What is required
Each line containing the word "principale" must be reported.

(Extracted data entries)
-- Begin --

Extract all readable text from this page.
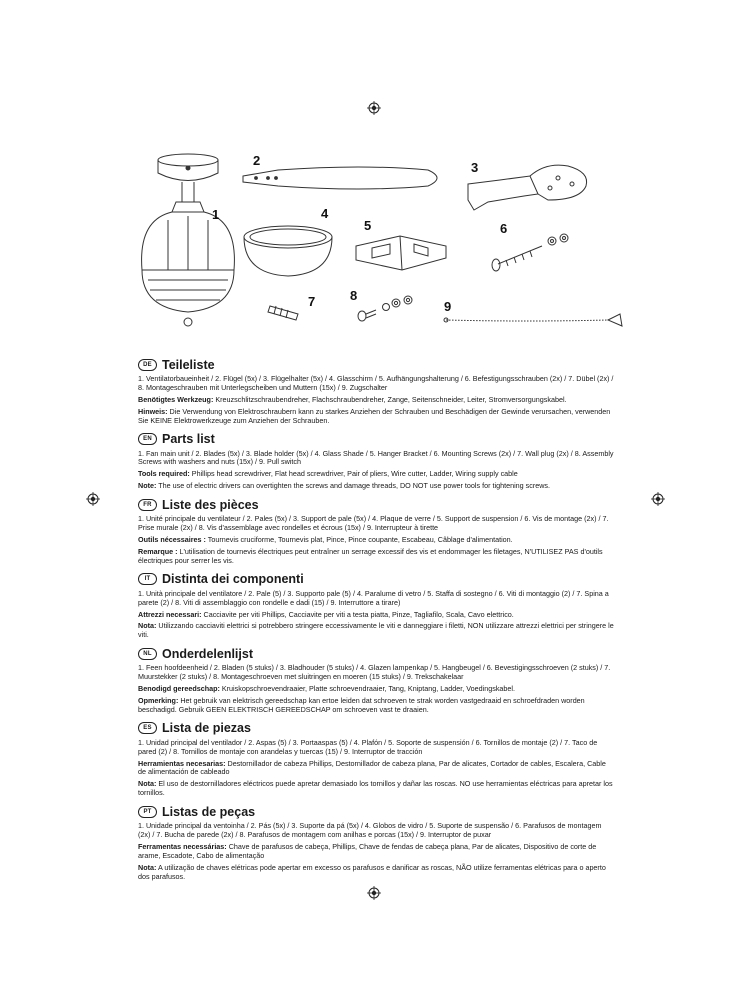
1
2	3
4
5	6
7	8
9
DE Teileliste

1. Ventilatorbaueinheit / 2. Flügel (5x) / 3. Flügelhalter (5x) / 4. Glasschirm / 5. Aufhängungshalterung / 6. Befestigungsschrauben (2x) / 7. Dübel (2x) / 8. Montageschrauben mit Unterlegscheiben und Muttern (15x) / 9. Zugschalter

Benötigtes Werkzeug: Kreuzschlitzschraubendreher, Flachschraubendreher, Zange, Seitenschneider, Leiter, Stromversorgungskabel.

Hinweis: Die Verwendung von Elektroschraubern kann zu starkes Anziehen der Schrauben und Beschädigen der Gewinde verursachen, verwenden Sie KEINE Elektrowerkzeuge zum Anziehen der Schrauben.

EN Parts list

1. Fan main unit / 2. Blades (5x) / 3. Blade holder (5x) / 4. Glass Shade / 5. Hanger Bracket / 6. Mounting Screws (2x) / 7. Wall plug (2x) / 8. Assembly Screws with washers and nuts (15x) / 9. Pull switch

Tools required: Phillips head screwdriver, Flat head screwdriver, Pair of pliers, Wire cutter, Ladder, Wiring supply cable

Note: The use of electric drivers can overtighten the screws and damage threads, DO NOT use power tools for tightening screws.

FR Liste des pièces

1. Unité principale du ventilateur / 2. Pales (5x) / 3. Support de pale (5x) / 4. Plaque de verre / 5. Support de suspension / 6. Vis de montage (2x) / 7. Prise murale (2x) / 8. Vis d'assemblage avec rondelles et écrous (15x) / 9. Interrupteur à tirette

Outils nécessaires : Tournevis cruciforme, Tournevis plat, Pince, Pince coupante, Escabeau, Câblage d'alimentation.

Remarque : L'utilisation de tournevis électriques peut entraîner un serrage excessif des vis et endommager les filetages, N'UTILISEZ PAS d'outils électriques pour serrer les vis.

IT Distinta dei componenti

1. Unità principale del ventilatore / 2. Pale (5) / 3. Supporto pale (5) / 4. Paralume di vetro / 5. Staffa di sostegno / 6. Viti di montaggio (2) / 7. Spina a parete (2) / 8. Viti di assemblaggio con rondelle e dadi (15) / 9. Interruttore a tirare)

Attrezzi necessari: Cacciavite per viti Phillips, Cacciavite per viti a testa piatta, Pinze, Tagliafilo, Scala, Cavo elettrico.

Nota: Utilizzando cacciaviti elettrici si potrebbero stringere eccessivamente le viti e danneggiare i filetti, NON utilizzare attrezzi elettrici per stringere le viti.

NL Onderdelenlijst

1. Feen hoofdeenheid / 2. Bladen (5 stuks) / 3. Bladhouder (5 stuks) / 4. Glazen lampenkap / 5. Hangbeugel / 6. Bevestigingsschroeven (2 stuks) / 7. Muurstekker (2 stuks) / 8. Montageschroeven met sluitringen en moeren (15 stuks) / 9. Trekschakelaar

Benodigd gereedschap: Kruiskopschroevendraaier, Platte schroevendraaier, Tang, Kniptang, Ladder, Voedingskabel.

Opmerking: Het gebruik van elektrisch gereedschap kan ertoe leiden dat schroeven te strak worden vastgedraaid en schroefdraden worden beschadigd. Gebruik GEEN ELEKTRISCH GEREEDSCHAP om schroeven vast te draaien.

ES Lista de piezas

1. Unidad principal del ventilador / 2. Aspas (5) / 3. Portaaspas (5) / 4. Plafón / 5. Soporte de suspensión / 6. Tornillos de montaje (2) / 7. Taco de pared (2) / 8. Tornillos de montaje con arandelas y tuercas (15) / 9. Interruptor de tracción

Herramientas necesarias: Destornillador de cabeza Phillips, Destornillador de cabeza plana, Par de alicates, Cortador de cables, Escalera, Cable de alimentación de cableado

Nota: El uso de destornilladores eléctricos puede apretar demasiado los tornillos y dañar las roscas. NO use herramientas eléctricas para apretar los tornillos.

PT Listas de peças

1. Unidade principal da ventoinha / 2. Pás (5x) / 3. Suporte da pá (5x) / 4. Globos de vidro / 5. Suporte de suspensão / 6. Parafusos de montagem (2x) / 7. Bucha de parede (2x) / 8. Parafusos de montagem com anilhas e porcas (15x) / 9. Interruptor de puxar

Ferramentas necessárias: Chave de parafusos de cabeça, Phillips, Chave de fendas de cabeça plana, Par de alicates, Dispositivo de corte de arame, Escadote, Cabo de alimentação

Nota: A utilização de chaves elétricas pode apertar em excesso os parafusos e danificar as roscas, NÃO utilize ferramentas elétricas para o aperto dos parafusos.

-- End --

Output of the exercise
1. Unité principale du ventilateur / 2. Pales (5x) / 3. Support de pale (5x) / 4. Plaque de verre / 5. Support de suspension / 6. Vis de montage (2x) / 7. Prise murale (2x) / 8. Vis d'assemblage avec rondelles et écrous (15x) / 9. Interrupteur à tirette
1. Unità principale del ventilatore / 2. Pale (5) / 3. Supporto pale (5) / 4. Paralume di vetro / 5. Staffa di sostegno / 6. Viti di montaggio (2) / 7. Spina a parete (2) / 8. Viti di assemblaggio con rondelle e dadi (15) / 9. Interruttore a tirare)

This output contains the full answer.